What is being asked: Pull each line containing "Alle" out of the data and copy it.
——
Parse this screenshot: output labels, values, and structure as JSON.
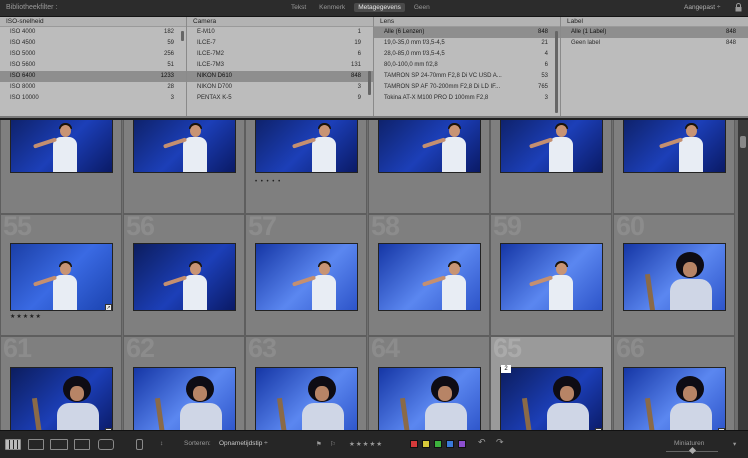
{
  "app": {
    "title": "Bibliotheekfilter :"
  },
  "filter_tabs": {
    "tekst": "Tekst",
    "kenmerk": "Kenmerk",
    "metagegevens": "Metagegevens",
    "geen": "Geen"
  },
  "preset": {
    "label": "Aangepast ÷"
  },
  "columns": {
    "iso": {
      "header": "ISO-snelheid",
      "items": [
        {
          "label": "ISO 4000",
          "count": "182"
        },
        {
          "label": "ISO 4500",
          "count": "59"
        },
        {
          "label": "ISO 5000",
          "count": "256"
        },
        {
          "label": "ISO 5600",
          "count": "51"
        },
        {
          "label": "ISO 6400",
          "count": "1233"
        },
        {
          "label": "ISO 8000",
          "count": "28"
        },
        {
          "label": "ISO 10000",
          "count": "3"
        }
      ]
    },
    "camera": {
      "header": "Camera",
      "items": [
        {
          "label": "E-M10",
          "count": "1"
        },
        {
          "label": "ILCE-7",
          "count": "19"
        },
        {
          "label": "ILCE-7M2",
          "count": "6"
        },
        {
          "label": "ILCE-7M3",
          "count": "131"
        },
        {
          "label": "NIKON D610",
          "count": "848"
        },
        {
          "label": "NIKON D700",
          "count": "3"
        },
        {
          "label": "PENTAX K-5",
          "count": "9"
        }
      ]
    },
    "lens": {
      "header": "Lens",
      "items": [
        {
          "label": "Alle (6 Lenzen)",
          "count": "848"
        },
        {
          "label": "19,0-35,0 mm f/3,5-4,5",
          "count": "21"
        },
        {
          "label": "28,0-85,0 mm f/3,5-4,5",
          "count": "4"
        },
        {
          "label": "80,0-100,0 mm f/2,8",
          "count": "6"
        },
        {
          "label": "TAMRON SP 24-70mm F2,8 Di VC USD A...",
          "count": "53"
        },
        {
          "label": "TAMRON SP AF 70-200mm F2,8 Di LD IF...",
          "count": "765"
        },
        {
          "label": "Tokina AT-X M100 PRO D 100mm F2,8",
          "count": "3"
        }
      ]
    },
    "label": {
      "header": "Label",
      "items": [
        {
          "label": "Alle (1 Label)",
          "count": "848"
        },
        {
          "label": "Geen label",
          "count": "848"
        }
      ]
    }
  },
  "grid": {
    "rows": [
      {
        "numbers": [
          "",
          "",
          "",
          "",
          "",
          ""
        ]
      },
      {
        "numbers": [
          "55",
          "56",
          "57",
          "58",
          "59",
          "60"
        ]
      },
      {
        "numbers": [
          "61",
          "62",
          "63",
          "64",
          "65",
          "66"
        ]
      }
    ],
    "row0_stars": "• • • • •",
    "row1_stars": "★★★★★",
    "selected_badge": "2",
    "badge_icon": "↗"
  },
  "toolbar": {
    "sort_label": "Sorteren:",
    "sort_value": "Opnametijdstip ÷",
    "rating_stars": "★★★★★",
    "thumbnails_label": "Miniaturen",
    "color_labels": [
      "#d43a3a",
      "#d8c93a",
      "#3db23d",
      "#3a7ad8",
      "#8c4fcf"
    ]
  }
}
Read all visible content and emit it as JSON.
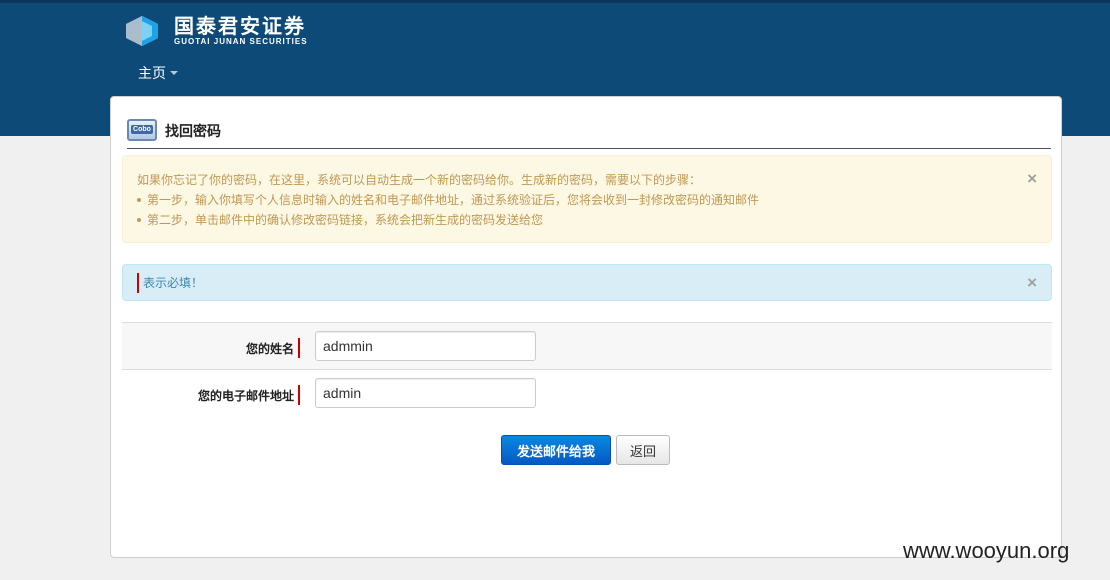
——
Full solution:
          "label": "Alle (6 Lenzen)",
          "label": "Alle (1 Label)",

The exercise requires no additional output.